_EXERCISE PROMPT_:
Show every line below where "JSON" can be found.

#### TASK MATERIAL

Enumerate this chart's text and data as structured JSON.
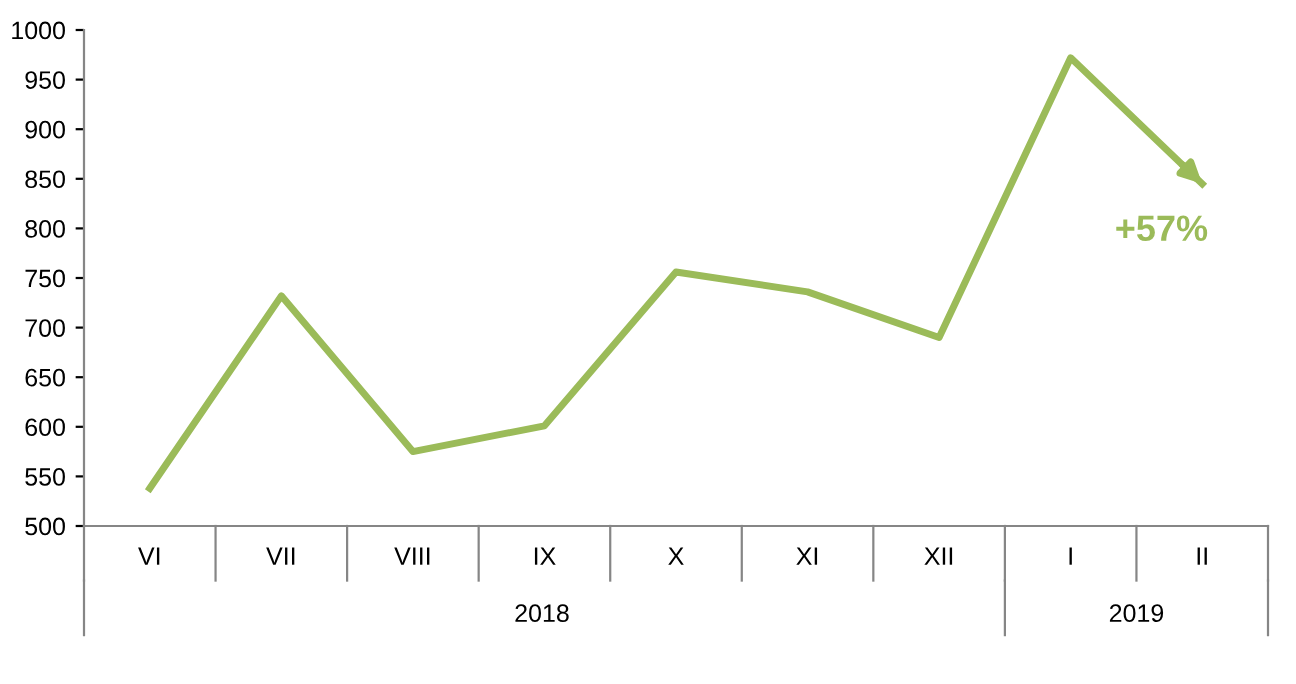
{
  "chart_data": {
    "type": "line",
    "categories": [
      "VI",
      "VII",
      "VIII",
      "IX",
      "X",
      "XI",
      "XII",
      "I",
      "II"
    ],
    "series": [
      {
        "color": "#9bbb59",
        "values": [
          538,
          732,
          575,
          601,
          756,
          736,
          690,
          972,
          845
        ]
      }
    ],
    "ylim": [
      500,
      1000
    ],
    "yticks": [
      500,
      550,
      600,
      650,
      700,
      750,
      800,
      850,
      900,
      950,
      1000
    ],
    "annotations": [
      "+57%",
      "2018",
      "2019"
    ],
    "grid": false,
    "legend": false,
    "marker": "none",
    "line_style": "solid"
  }
}
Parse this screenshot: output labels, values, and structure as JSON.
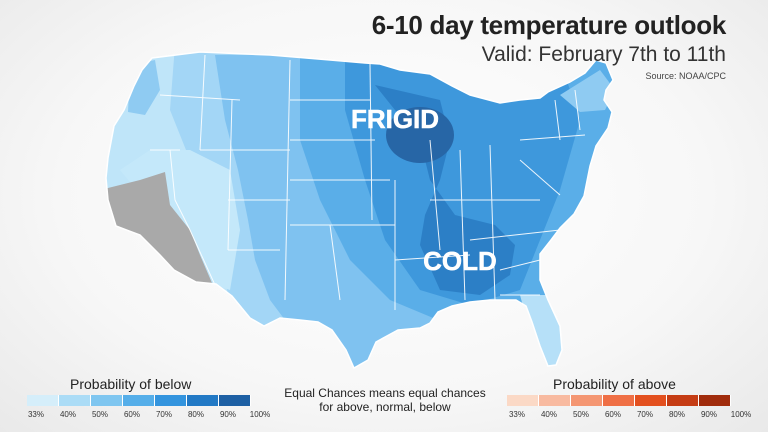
{
  "header": {
    "title": "6-10 day temperature outlook",
    "subtitle": "Valid: February 7th to 11th",
    "source": "Source: NOAA/CPC"
  },
  "map": {
    "labels": {
      "frigid": "FRIGID",
      "cold": "COLD"
    },
    "colors": {
      "equal_chances": "#a9a9a9",
      "b33": "#c4e8fa",
      "b40": "#a3d6f6",
      "b50": "#7fc2f0",
      "b60": "#5aaee8",
      "b70": "#3e98dc",
      "b80": "#2c7fc6",
      "b90": "#2766a6"
    }
  },
  "legend": {
    "below": {
      "title": "Probability of below",
      "ticks": [
        "33%",
        "40%",
        "50%",
        "60%",
        "70%",
        "80%",
        "90%",
        "100%"
      ],
      "colors": [
        "#d5eefa",
        "#abdcf6",
        "#7fc6f0",
        "#55aee9",
        "#3394de",
        "#2279c5",
        "#1e60a4"
      ]
    },
    "above": {
      "title": "Probability of above",
      "ticks": [
        "33%",
        "40%",
        "50%",
        "60%",
        "70%",
        "80%",
        "90%",
        "100%"
      ],
      "colors": [
        "#fbd9c6",
        "#f8baa0",
        "#f49672",
        "#ef6f45",
        "#e3501f",
        "#c53c14",
        "#a02c0c"
      ]
    },
    "equal_chances_note": "Equal Chances means equal chances for above, normal, below"
  }
}
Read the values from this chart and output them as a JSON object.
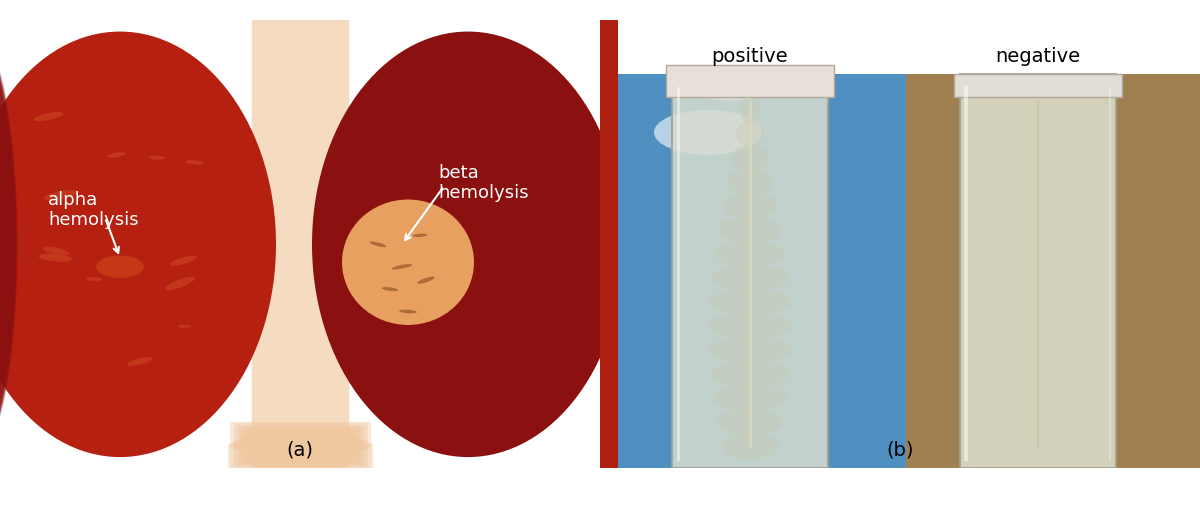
{
  "fig_width": 12.0,
  "fig_height": 5.09,
  "dpi": 100,
  "bg_color": "#ffffff",
  "panel_a_label": "(a)",
  "panel_b_label": "(b)",
  "alpha_label": "alpha\nhemolysis",
  "beta_label": "beta\nhemolysis",
  "positive_label": "positive",
  "negative_label": "negative",
  "label_fontsize": 13,
  "panel_label_fontsize": 14,
  "title_fontsize": 14,
  "blood_agar_red": "#c0200a",
  "blood_agar_dark": "#8b1010",
  "blood_agar_mid": "#b52010",
  "alpha_clearing_color": "#d4501a",
  "beta_clearing_color": "#e8a060",
  "gap_color": "#f5dcc0",
  "tube_body_color": "#e8e8d8",
  "tube_cloudy_color": "#d0d0b8",
  "tube_clear_color": "#e8e8d0",
  "positive_bg": "#5090c0",
  "negative_bg": "#a08050"
}
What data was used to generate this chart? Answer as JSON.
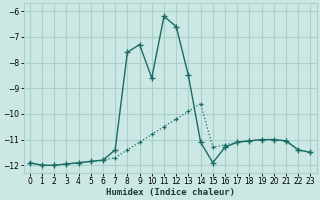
{
  "xlabel": "Humidex (Indice chaleur)",
  "background_color": "#cce8e4",
  "grid_color": "#aad0cc",
  "line_color": "#1a6b65",
  "xlim": [
    -0.5,
    23.5
  ],
  "ylim": [
    -12.3,
    -5.7
  ],
  "yticks": [
    -12,
    -11,
    -10,
    -9,
    -8,
    -7,
    -6
  ],
  "xticks": [
    0,
    1,
    2,
    3,
    4,
    5,
    6,
    7,
    8,
    9,
    10,
    11,
    12,
    13,
    14,
    15,
    16,
    17,
    18,
    19,
    20,
    21,
    22,
    23
  ],
  "series1_x": [
    0,
    1,
    2,
    3,
    4,
    5,
    6,
    7,
    8,
    9,
    10,
    11,
    12,
    13,
    14,
    15,
    16,
    17,
    18,
    19,
    20,
    21,
    22,
    23
  ],
  "series1_y": [
    -11.9,
    -12.0,
    -12.0,
    -11.95,
    -11.9,
    -11.85,
    -11.8,
    -11.7,
    -11.4,
    -11.1,
    -10.8,
    -10.5,
    -10.2,
    -9.9,
    -9.6,
    -11.3,
    -11.2,
    -11.1,
    -11.05,
    -11.0,
    -11.0,
    -11.05,
    -11.4,
    -11.5
  ],
  "series2_x": [
    0,
    1,
    2,
    3,
    4,
    5,
    6,
    7,
    8,
    9,
    10,
    11,
    12,
    13,
    14,
    15,
    16,
    17,
    18,
    19,
    20,
    21,
    22,
    23
  ],
  "series2_y": [
    -11.9,
    -12.0,
    -12.0,
    -11.95,
    -11.9,
    -11.85,
    -11.8,
    -11.4,
    -7.6,
    -7.3,
    -8.6,
    -6.2,
    -6.6,
    -8.5,
    -11.1,
    -11.9,
    -11.3,
    -11.1,
    -11.05,
    -11.0,
    -11.0,
    -11.05,
    -11.4,
    -11.5
  ]
}
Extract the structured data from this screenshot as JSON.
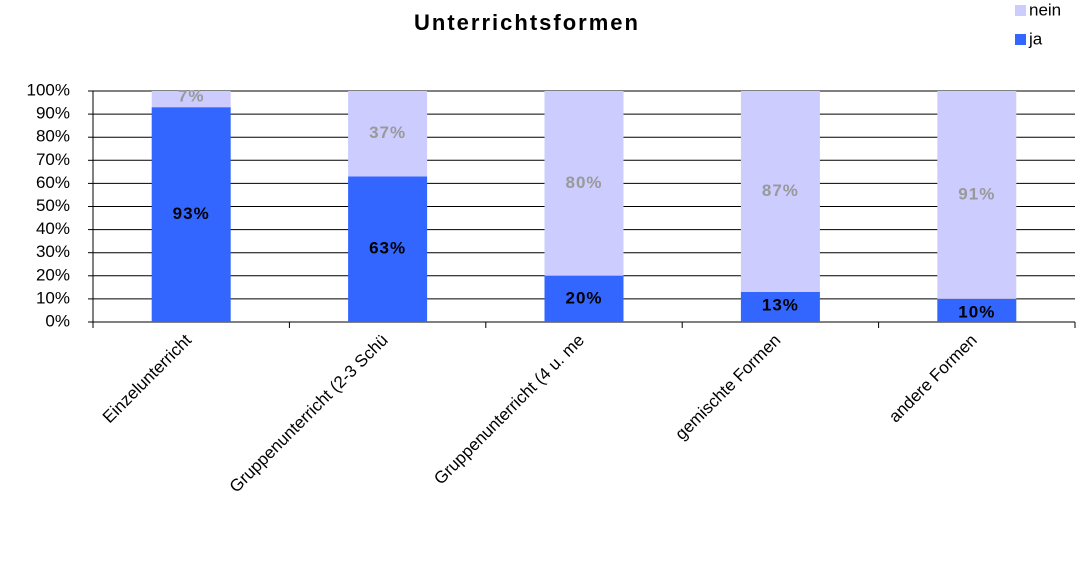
{
  "chart_data": {
    "type": "stacked_bar",
    "title": "Unterrichtsformen",
    "categories": [
      "Einzelunterricht",
      "Gruppenunterricht (2-3 Schü",
      "Gruppenunterricht (4 u. me",
      "gemischte Formen",
      "andere Formen"
    ],
    "series": [
      {
        "name": "ja",
        "color": "#3366ff",
        "values": [
          93,
          63,
          20,
          13,
          10
        ],
        "value_labels": [
          "93%",
          "63%",
          "20%",
          "13%",
          "10%"
        ],
        "label_color": "#000000"
      },
      {
        "name": "nein",
        "color": "#ccccff",
        "values": [
          7,
          37,
          80,
          87,
          91
        ],
        "value_labels": [
          "7%",
          "37%",
          "80%",
          "87%",
          "91%"
        ],
        "label_color": "#999999"
      }
    ],
    "ylim": [
      0,
      100
    ],
    "yticks": [
      {
        "value": 0,
        "label": "0%"
      },
      {
        "value": 10,
        "label": "10%"
      },
      {
        "value": 20,
        "label": "20%"
      },
      {
        "value": 30,
        "label": "30%"
      },
      {
        "value": 40,
        "label": "40%"
      },
      {
        "value": 50,
        "label": "50%"
      },
      {
        "value": 60,
        "label": "60%"
      },
      {
        "value": 70,
        "label": "70%"
      },
      {
        "value": 80,
        "label": "80%"
      },
      {
        "value": 90,
        "label": "90%"
      },
      {
        "value": 100,
        "label": "100%"
      }
    ],
    "grid": true,
    "legend": "top-right"
  }
}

########

_WRITTEN ANSWER_:
Enumerate this chart's text and data as structured JSON.
Parse this screenshot: output labels, values, and structure as JSON.
Read the values from this chart and output them as a JSON object.
What data was used to generate this chart? Answer as JSON.
Extract the structured data from this screenshot as JSON.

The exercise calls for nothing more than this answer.